### Task instructions
Copy the data word for word, keeping every line.

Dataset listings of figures
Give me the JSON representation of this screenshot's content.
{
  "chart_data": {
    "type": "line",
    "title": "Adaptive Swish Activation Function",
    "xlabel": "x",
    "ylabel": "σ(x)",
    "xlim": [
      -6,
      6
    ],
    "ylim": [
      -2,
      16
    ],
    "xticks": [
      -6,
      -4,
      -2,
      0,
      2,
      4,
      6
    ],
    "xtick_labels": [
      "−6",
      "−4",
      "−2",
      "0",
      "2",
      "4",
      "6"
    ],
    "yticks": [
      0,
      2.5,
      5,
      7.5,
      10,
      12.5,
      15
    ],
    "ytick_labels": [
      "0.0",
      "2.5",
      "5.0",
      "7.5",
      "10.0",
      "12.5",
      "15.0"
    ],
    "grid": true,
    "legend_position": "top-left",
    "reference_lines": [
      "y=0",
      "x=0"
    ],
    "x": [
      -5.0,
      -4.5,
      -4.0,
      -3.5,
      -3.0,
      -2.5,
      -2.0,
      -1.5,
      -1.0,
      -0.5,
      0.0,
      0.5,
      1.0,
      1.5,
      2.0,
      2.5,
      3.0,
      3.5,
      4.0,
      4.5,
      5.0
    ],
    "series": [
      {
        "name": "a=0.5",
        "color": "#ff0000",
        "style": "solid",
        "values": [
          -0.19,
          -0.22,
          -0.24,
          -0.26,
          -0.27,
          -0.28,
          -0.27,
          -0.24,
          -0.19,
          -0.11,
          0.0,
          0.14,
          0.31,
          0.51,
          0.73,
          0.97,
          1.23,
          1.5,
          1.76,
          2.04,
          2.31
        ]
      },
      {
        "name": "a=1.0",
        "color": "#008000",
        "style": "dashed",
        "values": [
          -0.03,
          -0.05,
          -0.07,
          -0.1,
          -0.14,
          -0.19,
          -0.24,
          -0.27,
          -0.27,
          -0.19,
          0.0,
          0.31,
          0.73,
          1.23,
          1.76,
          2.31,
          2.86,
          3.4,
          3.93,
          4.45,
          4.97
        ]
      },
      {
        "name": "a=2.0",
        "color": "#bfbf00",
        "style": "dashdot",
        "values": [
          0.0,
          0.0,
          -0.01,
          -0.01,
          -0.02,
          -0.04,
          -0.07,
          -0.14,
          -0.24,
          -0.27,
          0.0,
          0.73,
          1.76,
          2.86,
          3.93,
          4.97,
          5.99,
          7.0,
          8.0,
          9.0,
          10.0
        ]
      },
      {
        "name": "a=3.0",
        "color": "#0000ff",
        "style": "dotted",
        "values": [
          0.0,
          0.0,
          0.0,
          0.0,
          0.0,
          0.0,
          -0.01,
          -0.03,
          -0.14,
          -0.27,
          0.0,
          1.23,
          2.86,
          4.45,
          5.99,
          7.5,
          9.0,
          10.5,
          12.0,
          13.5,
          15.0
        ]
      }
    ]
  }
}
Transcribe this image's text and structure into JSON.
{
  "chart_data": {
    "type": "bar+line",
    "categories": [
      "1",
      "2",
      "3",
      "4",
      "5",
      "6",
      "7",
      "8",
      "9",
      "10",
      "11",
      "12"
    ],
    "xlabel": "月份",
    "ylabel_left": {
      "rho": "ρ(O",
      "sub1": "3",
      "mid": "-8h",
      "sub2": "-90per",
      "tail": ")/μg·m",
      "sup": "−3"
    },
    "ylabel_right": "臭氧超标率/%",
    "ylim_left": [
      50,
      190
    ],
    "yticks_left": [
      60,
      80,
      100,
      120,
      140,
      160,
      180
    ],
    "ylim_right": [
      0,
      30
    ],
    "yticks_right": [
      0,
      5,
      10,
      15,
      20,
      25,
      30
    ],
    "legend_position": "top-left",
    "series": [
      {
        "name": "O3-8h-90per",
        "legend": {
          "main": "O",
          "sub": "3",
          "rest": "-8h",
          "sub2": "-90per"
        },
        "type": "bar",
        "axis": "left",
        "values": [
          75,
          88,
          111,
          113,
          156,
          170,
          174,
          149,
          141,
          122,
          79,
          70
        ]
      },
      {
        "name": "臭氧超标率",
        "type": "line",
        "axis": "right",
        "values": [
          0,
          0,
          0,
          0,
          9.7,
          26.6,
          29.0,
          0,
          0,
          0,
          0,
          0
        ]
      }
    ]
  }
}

### Solution to this problem
Give me the JSON representation of this screenshot's content.
{
  "chart_data": {
    "type": "line",
    "title": "Adaptive Swish Activation Function",
    "xlabel": "x",
    "ylabel": "σ(x)",
    "xlim": [
      -6,
      6
    ],
    "ylim": [
      -2,
      16
    ],
    "xticks": [
      -6,
      -4,
      -2,
      0,
      2,
      4,
      6
    ],
    "xtick_labels": [
      "−6",
      "−4",
      "−2",
      "0",
      "2",
      "4",
      "6"
    ],
    "yticks": [
      0,
      2.5,
      5,
      7.5,
      10,
      12.5,
      15
    ],
    "ytick_labels": [
      "0.0",
      "2.5",
      "5.0",
      "7.5",
      "10.0",
      "12.5",
      "15.0"
    ],
    "grid": true,
    "legend_position": "top-left",
    "reference_lines": [
      "y=0",
      "x=0"
    ],
    "x": [
      -5.0,
      -4.5,
      -4.0,
      -3.5,
      -3.0,
      -2.5,
      -2.0,
      -1.5,
      -1.0,
      -0.5,
      0.0,
      0.5,
      1.0,
      1.5,
      2.0,
      2.5,
      3.0,
      3.5,
      4.0,
      4.5,
      5.0
    ],
    "series": [
      {
        "name": "a=0.5",
        "color": "#ff0000",
        "style": "solid",
        "values": [
          -0.19,
          -0.22,
          -0.24,
          -0.26,
          -0.27,
          -0.28,
          -0.27,
          -0.24,
          -0.19,
          -0.11,
          0.0,
          0.14,
          0.31,
          0.51,
          0.73,
          0.97,
          1.23,
          1.5,
          1.76,
          2.04,
          2.31
        ]
      },
      {
        "name": "a=1.0",
        "color": "#008000",
        "style": "dashed",
        "values": [
          -0.03,
          -0.05,
          -0.07,
          -0.1,
          -0.14,
          -0.19,
          -0.24,
          -0.27,
          -0.27,
          -0.19,
          0.0,
          0.31,
          0.73,
          1.23,
          1.76,
          2.31,
          2.86,
          3.4,
          3.93,
          4.45,
          4.97
        ]
      },
      {
        "name": "a=2.0",
        "color": "#bfbf00",
        "style": "dashdot",
        "values": [
          0.0,
          0.0,
          -0.01,
          -0.01,
          -0.02,
          -0.04,
          -0.07,
          -0.14,
          -0.24,
          -0.27,
          0.0,
          0.73,
          1.76,
          2.86,
          3.93,
          4.97,
          5.99,
          7.0,
          8.0,
          9.0,
          10.0
        ]
      },
      {
        "name": "a=3.0",
        "color": "#0000ff",
        "style": "dotted",
        "values": [
          0.0,
          0.0,
          0.0,
          0.0,
          0.0,
          0.0,
          -0.01,
          -0.03,
          -0.14,
          -0.27,
          0.0,
          1.23,
          2.86,
          4.45,
          5.99,
          7.5,
          9.0,
          10.5,
          12.0,
          13.5,
          15.0
        ]
      }
    ]
  }
}
Transcribe this image's text and structure into JSON.
{
  "chart_data": {
    "type": "bar+line",
    "categories": [
      "1",
      "2",
      "3",
      "4",
      "5",
      "6",
      "7",
      "8",
      "9",
      "10",
      "11",
      "12"
    ],
    "xlabel": "月份",
    "ylabel_left": {
      "rho": "ρ(O",
      "sub1": "3",
      "mid": "-8h",
      "sub2": "-90per",
      "tail": ")/μg·m",
      "sup": "−3"
    },
    "ylabel_right": "臭氧超标率/%",
    "ylim_left": [
      50,
      190
    ],
    "yticks_left": [
      60,
      80,
      100,
      120,
      140,
      160,
      180
    ],
    "ylim_right": [
      0,
      30
    ],
    "yticks_right": [
      0,
      5,
      10,
      15,
      20,
      25,
      30
    ],
    "legend_position": "top-left",
    "series": [
      {
        "name": "O3-8h-90per",
        "legend": {
          "main": "O",
          "sub": "3",
          "rest": "-8h",
          "sub2": "-90per"
        },
        "type": "bar",
        "axis": "left",
        "values": [
          75,
          88,
          111,
          113,
          156,
          170,
          174,
          149,
          141,
          122,
          79,
          70
        ]
      },
      {
        "name": "臭氧超标率",
        "type": "line",
        "axis": "right",
        "values": [
          0,
          0,
          0,
          0,
          9.7,
          26.6,
          29.0,
          0,
          0,
          0,
          0,
          0
        ]
      }
    ]
  }
}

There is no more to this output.